Saved entries:
--

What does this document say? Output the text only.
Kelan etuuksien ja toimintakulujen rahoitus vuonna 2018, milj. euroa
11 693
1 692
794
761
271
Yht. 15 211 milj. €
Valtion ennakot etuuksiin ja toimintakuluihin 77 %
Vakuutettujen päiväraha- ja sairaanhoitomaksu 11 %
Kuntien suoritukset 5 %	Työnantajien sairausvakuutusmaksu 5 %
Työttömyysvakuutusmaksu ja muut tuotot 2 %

--

* _Problem to work on_
Print the material verbatim, all of it.

* _Expected output_
What does this document say? Output the text only.
Kelan etuuksien ja toimintakulujen rahoitus vuonna 2018, milj. euroa
11 693
1 692
794
761
271
Yht. 15 211 milj. €
Valtion ennakot etuuksiin ja toimintakuluihin 77 %
Vakuutettujen päiväraha- ja sairaanhoitomaksu 11 %
Kuntien suoritukset 5 %	Työnantajien sairausvakuutusmaksu 5 %
Työttömyysvakuutusmaksu ja muut tuotot 2 %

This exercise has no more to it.